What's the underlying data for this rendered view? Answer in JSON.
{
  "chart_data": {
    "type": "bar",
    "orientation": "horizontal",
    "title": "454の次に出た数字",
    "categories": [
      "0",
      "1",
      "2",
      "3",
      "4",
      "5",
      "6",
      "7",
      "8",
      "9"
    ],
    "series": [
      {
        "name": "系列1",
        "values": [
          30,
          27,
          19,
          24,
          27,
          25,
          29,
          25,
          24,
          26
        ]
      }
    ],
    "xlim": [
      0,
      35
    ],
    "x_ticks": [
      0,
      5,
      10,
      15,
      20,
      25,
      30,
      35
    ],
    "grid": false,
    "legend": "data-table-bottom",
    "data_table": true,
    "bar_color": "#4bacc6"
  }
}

...

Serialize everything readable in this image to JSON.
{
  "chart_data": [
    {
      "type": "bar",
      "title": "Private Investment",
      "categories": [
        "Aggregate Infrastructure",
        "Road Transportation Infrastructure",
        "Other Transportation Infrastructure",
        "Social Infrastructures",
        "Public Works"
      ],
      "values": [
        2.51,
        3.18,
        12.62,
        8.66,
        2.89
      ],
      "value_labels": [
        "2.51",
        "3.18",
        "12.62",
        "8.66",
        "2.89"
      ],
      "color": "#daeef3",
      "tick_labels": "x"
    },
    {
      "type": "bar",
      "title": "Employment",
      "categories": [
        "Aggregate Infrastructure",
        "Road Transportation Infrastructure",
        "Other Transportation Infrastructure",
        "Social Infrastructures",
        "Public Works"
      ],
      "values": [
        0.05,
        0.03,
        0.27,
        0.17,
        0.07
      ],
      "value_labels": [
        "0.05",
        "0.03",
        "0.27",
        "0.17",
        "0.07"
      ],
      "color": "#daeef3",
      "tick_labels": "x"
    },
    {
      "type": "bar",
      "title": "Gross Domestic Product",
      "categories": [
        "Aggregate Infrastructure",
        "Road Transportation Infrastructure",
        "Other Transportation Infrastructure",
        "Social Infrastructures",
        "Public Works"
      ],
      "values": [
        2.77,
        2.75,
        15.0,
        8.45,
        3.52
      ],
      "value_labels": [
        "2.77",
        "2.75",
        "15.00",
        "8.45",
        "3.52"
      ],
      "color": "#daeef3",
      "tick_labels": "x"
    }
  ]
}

## Short task
Lines of the listing that contain the word "JSON" are to be counted; report only their number.

## Reply to the exercise
2